EXERCISE BRIEF
Exclude the pictures, then repeat the remaining data exactly.

RECORDS FOR THE TASK
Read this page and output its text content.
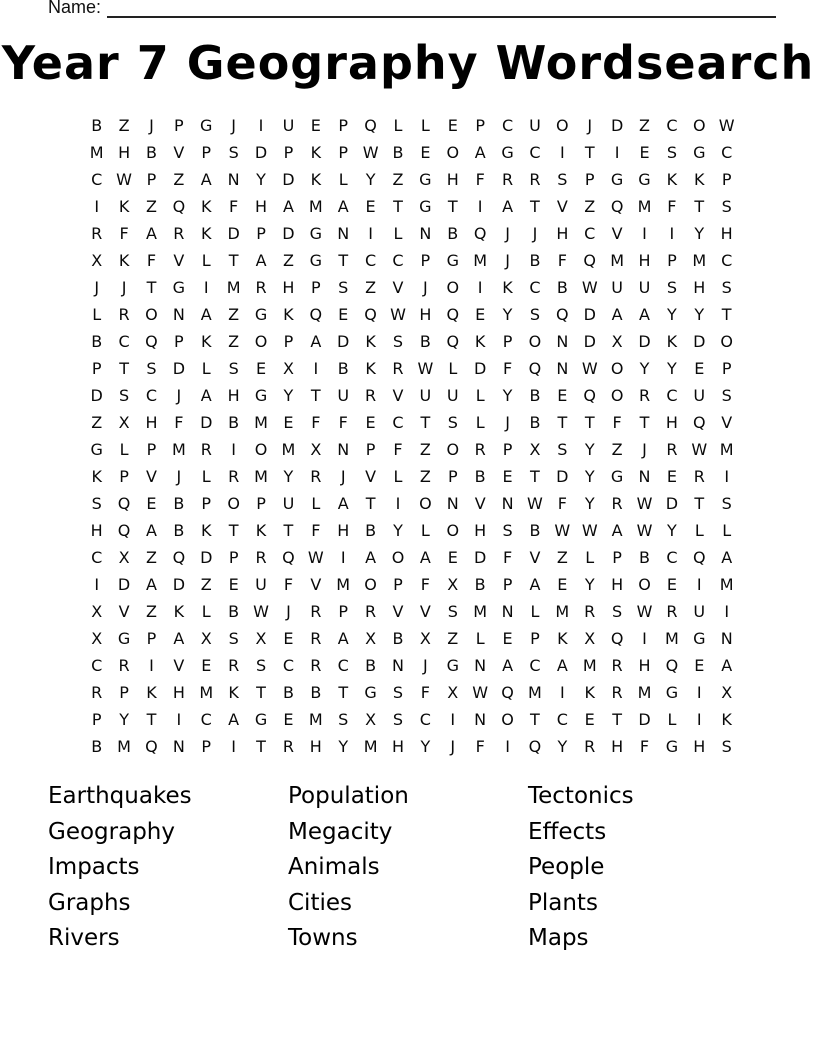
Name:
Year 7 Geography Wordsearch
B	Z	J	P	G	J	I	U	E	P	Q	L	L	E	P	C U O	J	D Z	C O W
M H B	V	P	S	D	P	K	P W B	E	O A G C	I	T	I	E	S	G C
C W P	Z	A N	Y	D K	L	Y	Z G H	F	R	R	S	P	G G K	K	P
I	K	Z Q K	F	H A M A	E	T	G	T	I	A	T	V	Z Q M F	T	S
R	F	A	R	K D	P	D G N	I	L	N B Q	J	J	H C	V	I	I	Y	H
X	K	F	V	L	T	A	Z G	T	C	C	P	G M	J	B	F	Q M H	P M C
J	J	T	G	I	M R H	P	S	Z	V	J	O	I	K	C	B W U U	S	H	S
L	R O N A	Z G K Q	E	Q W H Q	E	Y	S	Q D A	A	Y	Y	T
B	C Q	P	K	Z O	P	A D K	S	B Q K	P	O N D X D K D O
P	T	S	D	L	S	E	X	I	B	K	R W L	D	F	Q N W O	Y	Y	E	P
D	S	C	J	A H G	Y	T	U R	V	U U	L	Y	B	E	Q O R	C U	S
Z	X H	F	D B M E	F	F	E	C	T	S	L	J	B	T	T	F	T	H Q V
G	L	P M R	I	O M X N	P	F	Z O R	P	X	S	Y	Z	J	R W M
K	P	V	J	L	R M Y	R	J	V	L	Z	P	B	E	T	D	Y	G N	E	R	I
S	Q	E	B	P	O	P	U	L	A	T	I	O N V N W F	Y	R W D	T	S
H Q A	B	K	T	K	T	F	H B	Y	L	O H	S	B W W A W Y	L	L
C	X	Z Q D	P	R Q W	I	A O A	E	D	F	V	Z	L	P	B	C Q A
I	D A D Z	E	U	F	V M O	P	F	X	B	P	A	E	Y	H O	E	I	M
X	V	Z	K	L	B W	J	R	P	R	V	V	S M N	L	M R	S W R U	I
X G	P	A	X	S	X	E	R	A	X	B	X	Z	L	E	P	K	X Q	I	M G N
C	R	I	V	E	R	S	C	R	C	B N	J	G N A	C	A M R H Q	E	A
R	P	K	H M K	T	B	B	T	G	S	F	X W Q M	I	K	R M G	I	X
P	Y	T	I	C	A G	E M S	X	S	C	I	N O	T	C	E	T	D	L	I	K
B M Q N	P	I	T	R H	Y M H	Y	J	F	I	Q	Y	R H	F	G H	S
Earthquakes
Geography
Impacts
Graphs
Rivers
Population
Megacity
Animals
Cities
Towns
Tectonics
Effects
People
Plants
Maps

ANSWER IN FULL
Read this page and output its text content.
Name:
Year 7 Geography Wordsearch
B	Z	J	P	G	J	I	U	E	P	Q	L	L	E	P	C U O	J	D Z	C O W
M H B	V	P	S	D	P	K	P W B	E	O A G C	I	T	I	E	S	G C
C W P	Z	A N	Y	D K	L	Y	Z G H	F	R	R	S	P	G G K	K	P
I	K	Z Q K	F	H A M A	E	T	G	T	I	A	T	V	Z Q M F	T	S
R	F	A	R	K D	P	D G N	I	L	N B Q	J	J	H C	V	I	I	Y	H
X	K	F	V	L	T	A	Z G	T	C	C	P	G M	J	B	F	Q M H	P M C
J	J	T	G	I	M R H	P	S	Z	V	J	O	I	K	C	B W U U	S	H	S
L	R O N A	Z G K Q	E	Q W H Q	E	Y	S	Q D A	A	Y	Y	T
B	C Q	P	K	Z O	P	A D K	S	B Q K	P	O N D X D K D O
P	T	S	D	L	S	E	X	I	B	K	R W L	D	F	Q N W O	Y	Y	E	P
D	S	C	J	A H G	Y	T	U R	V	U U	L	Y	B	E	Q O R	C U	S
Z	X H	F	D B M E	F	F	E	C	T	S	L	J	B	T	T	F	T	H Q V
G	L	P M R	I	O M X N	P	F	Z O R	P	X	S	Y	Z	J	R W M
K	P	V	J	L	R M Y	R	J	V	L	Z	P	B	E	T	D	Y	G N	E	R	I
S	Q	E	B	P	O	P	U	L	A	T	I	O N V N W F	Y	R W D	T	S
H Q A	B	K	T	K	T	F	H B	Y	L	O H	S	B W W A W Y	L	L
C	X	Z Q D	P	R Q W	I	A O A	E	D	F	V	Z	L	P	B	C Q A
I	D A D Z	E	U	F	V M O	P	F	X	B	P	A	E	Y	H O	E	I	M
X	V	Z	K	L	B W	J	R	P	R	V	V	S M N	L	M R	S W R U	I
X G	P	A	X	S	X	E	R	A	X	B	X	Z	L	E	P	K	X Q	I	M G N
C	R	I	V	E	R	S	C	R	C	B N	J	G N A	C	A M R H Q	E	A
R	P	K	H M K	T	B	B	T	G	S	F	X W Q M	I	K	R M G	I	X
P	Y	T	I	C	A G	E M S	X	S	C	I	N O	T	C	E	T	D	L	I	K
B M Q N	P	I	T	R H	Y M H	Y	J	F	I	Q	Y	R H	F	G H	S
Earthquakes
Geography
Impacts
Graphs
Rivers
Population
Megacity
Animals
Cities
Towns
Tectonics
Effects
People
Plants
Maps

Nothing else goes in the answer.